Written exercise >>
Recast the lines below as a Markdown table with the columns "Row" and "Line," numbering each row and omitting blank lines. Leave the pictures out of the table.

Data rows >>
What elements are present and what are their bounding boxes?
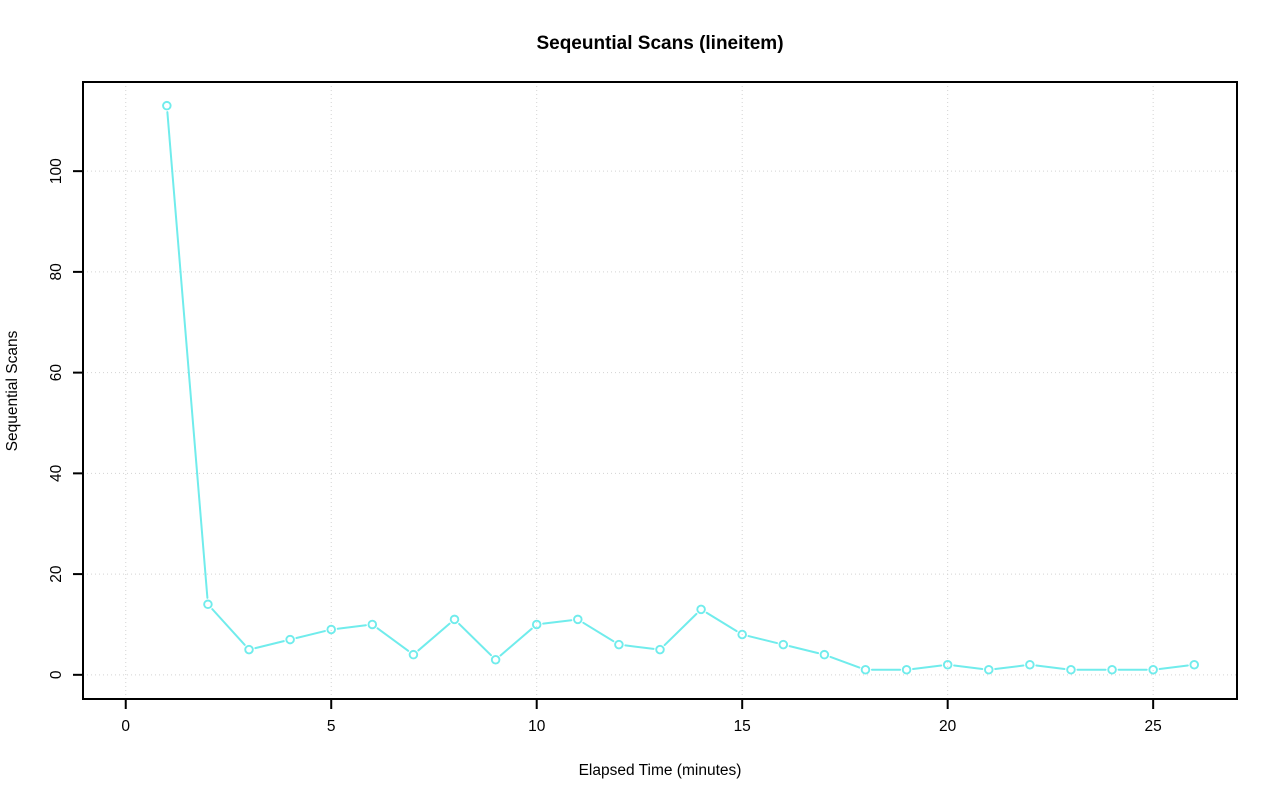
data-point-marker (162, 100, 172, 111)
y-tick-label: 80 (48, 263, 65, 281)
chart-title: Seqeuntial Scans (lineitem) (536, 33, 783, 54)
y-tick-label: 100 (48, 158, 65, 184)
series-line-segment (1035, 664, 1066, 670)
x-tick-label: 20 (939, 718, 957, 735)
series-line-segment (166, 111, 209, 599)
data-point-marker (942, 660, 953, 670)
data-point-marker (285, 634, 295, 645)
data-point-marker (326, 624, 336, 635)
data-point-marker (819, 649, 830, 660)
data-point-marker (367, 619, 378, 630)
series-line-segment (705, 611, 738, 633)
data-point-marker (1107, 665, 1117, 675)
data-point-marker (1189, 660, 1200, 670)
data-point-marker (655, 644, 665, 655)
series-line-segment (747, 635, 778, 645)
x-tick-label: 15 (734, 718, 751, 735)
data-point-marker (737, 629, 747, 640)
data-point-marker (573, 614, 583, 625)
series-layer (162, 100, 1200, 675)
series-line-segment (254, 640, 285, 650)
x-tick-label: 5 (327, 718, 336, 735)
series-line-segment (542, 619, 573, 625)
axis-layer: 0 5 10 15 20 25 0 20 40 60 80 100 (48, 81, 1238, 735)
series-line-segment (788, 645, 820, 655)
series-line-segment (582, 621, 615, 643)
data-point-marker (778, 639, 789, 650)
series-line-segment (663, 612, 698, 647)
series-line-segment (458, 622, 492, 657)
y-axis-title: Sequential Scans (4, 330, 21, 451)
x-tick-label: 0 (121, 718, 130, 735)
data-point-marker (531, 619, 542, 630)
data-point-marker (244, 644, 254, 655)
series-line-segment (295, 630, 326, 640)
y-tick-label: 40 (48, 464, 65, 482)
series-line-segment (1158, 664, 1189, 670)
series-line-segment (336, 624, 367, 630)
series-line-segment (376, 627, 410, 652)
y-tick-label: 60 (48, 364, 65, 382)
data-point-marker (860, 665, 871, 675)
y-tick-label: 20 (48, 565, 65, 583)
series-line-segment (953, 664, 984, 670)
y-tick-label: 0 (48, 670, 65, 679)
series-line-segment (417, 622, 451, 652)
x-tick-label: 10 (528, 718, 546, 735)
data-point-marker (901, 665, 912, 675)
data-point-marker (984, 665, 994, 675)
series-line-segment (829, 655, 861, 669)
data-point-marker (1025, 660, 1035, 670)
data-point-marker (614, 639, 624, 650)
x-tick-label: 25 (1145, 718, 1162, 735)
data-point-marker (203, 599, 213, 610)
data-point-marker (408, 649, 419, 660)
x-axis-title: Elapsed Time (minutes) (579, 762, 742, 779)
series-line-segment (624, 644, 655, 650)
data-point-marker (490, 654, 501, 665)
series-line-segment (912, 664, 943, 670)
data-point-marker (1148, 665, 1158, 675)
plot-box (82, 81, 1238, 700)
grid-layer (83, 82, 1237, 699)
series-line-segment (211, 608, 246, 646)
series-line-segment (994, 664, 1025, 670)
data-point-marker (696, 604, 706, 615)
data-point-marker (449, 614, 460, 625)
data-point-marker (1066, 665, 1076, 675)
series-line-segment (499, 627, 533, 657)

Answer to the task >>
| Row | Line |
|---|---|
| 1 | What elements are present and what are their bounding boxes? |
| 2 | data-point-marker (162, 100, 172, 111) |
| 3 | y-tick-label: 80 (48, 263, 65, 281) |
| 4 | chart-title: Seqeuntial Scans (lineitem) (536, 33, 783, 54) |
| 5 | y-tick-label: 100 (48, 158, 65, 184) |
| 6 | series-line-segment (1035, 664, 1066, 670) |
| 7 | x-tick-label: 20 (939, 718, 957, 735) |
| 8 | series-line-segment (166, 111, 209, 599) |
| 9 | data-point-marker (942, 660, 953, 670) |
| 10 | data-point-marker (285, 634, 295, 645) |
| 11 | data-point-marker (326, 624, 336, 635) |
| 12 | data-point-marker (819, 649, 830, 660) |
| 13 | data-point-marker (367, 619, 378, 630) |
| 14 | series-line-segment (705, 611, 738, 633) |
| 15 | data-point-marker (1107, 665, 1117, 675) |
| 16 | data-point-marker (1189, 660, 1200, 670) |
| 17 | data-point-marker (655, 644, 665, 655) |
| 18 | series-line-segment (747, 635, 778, 645) |
| 19 | x-tick-label: 15 (734, 718, 751, 735) |
| 20 | data-point-marker (737, 629, 747, 640) |
| 21 | data-point-marker (573, 614, 583, 625) |
| 22 | series-layer (162, 100, 1200, 675) |
| 23 | series-line-segment (254, 640, 285, 650) |
| 24 | x-tick-label: 5 (327, 718, 336, 735) |
| 25 | series-line-segment (542, 619, 573, 625) |
| 26 | axis-layer: 0 5 10 15 20 25 0 20 40 60 80 100 (48, 81, 1238, 735) |
| 27 | series-line-segment (788, 645, 820, 655) |
| 28 | series-line-segment (582, 621, 615, 643) |
| 29 | data-point-marker (778, 639, 789, 650) |
| 30 | series-line-segment (663, 612, 698, 647) |
| 31 | series-line-segment (458, 622, 492, 657) |
| 32 | y-axis-title: Sequential Scans (4, 330, 21, 451) |
| 33 | x-tick-label: 0 (121, 718, 130, 735) |
| 34 | data-point-marker (531, 619, 542, 630) |
| 35 | data-point-marker (244, 644, 254, 655) |
| 36 | series-line-segment (295, 630, 326, 640) |
| 37 | y-tick-label: 40 (48, 464, 65, 482) |
| 38 | series-line-segment (1158, 664, 1189, 670) |
| 39 | series-line-segment (336, 624, 367, 630) |
| 40 | series-line-segment (376, 627, 410, 652) |
| 41 | y-tick-label: 60 (48, 364, 65, 382) |
| 42 | data-point-marker (860, 665, 871, 675) |
| 43 | y-tick-label: 20 (48, 565, 65, 583) |
| 44 | series-line-segment (953, 664, 984, 670) |
| 45 | y-tick-label: 0 (48, 670, 65, 679) |
| 46 | series-line-segment (417, 622, 451, 652) |
| 47 | x-tick-label: 10 (528, 718, 546, 735) |
| 48 | data-point-marker (901, 665, 912, 675) |
| 49 | data-point-marker (984, 665, 994, 675) |
| 50 | series-line-segment (829, 655, 861, 669) |
| 51 | data-point-marker (1025, 660, 1035, 670) |
| 52 | data-point-marker (614, 639, 624, 650) |
| 53 | x-tick-label: 25 (1145, 718, 1162, 735) |
| 54 | data-point-marker (203, 599, 213, 610) |
| 55 | data-point-marker (408, 649, 419, 660) |
| 56 | x-axis-title: Elapsed Time (minutes) (579, 762, 742, 779) |
| 57 | series-line-segment (624, 644, 655, 650) |
| 58 | data-point-marker (490, 654, 501, 665) |
| 59 | series-line-segment (912, 664, 943, 670) |
| 60 | data-point-marker (1148, 665, 1158, 675) |
| 61 | plot-box (82, 81, 1238, 700) |
| 62 | grid-layer (83, 82, 1237, 699) |
| 63 | series-line-segment (211, 608, 246, 646) |
| 64 | series-line-segment (994, 664, 1025, 670) |
| 65 | data-point-marker (696, 604, 706, 615) |
| 66 | data-point-marker (449, 614, 460, 625) |
| 67 | data-point-marker (1066, 665, 1076, 675) |
| 68 | series-line-segment (499, 627, 533, 657) |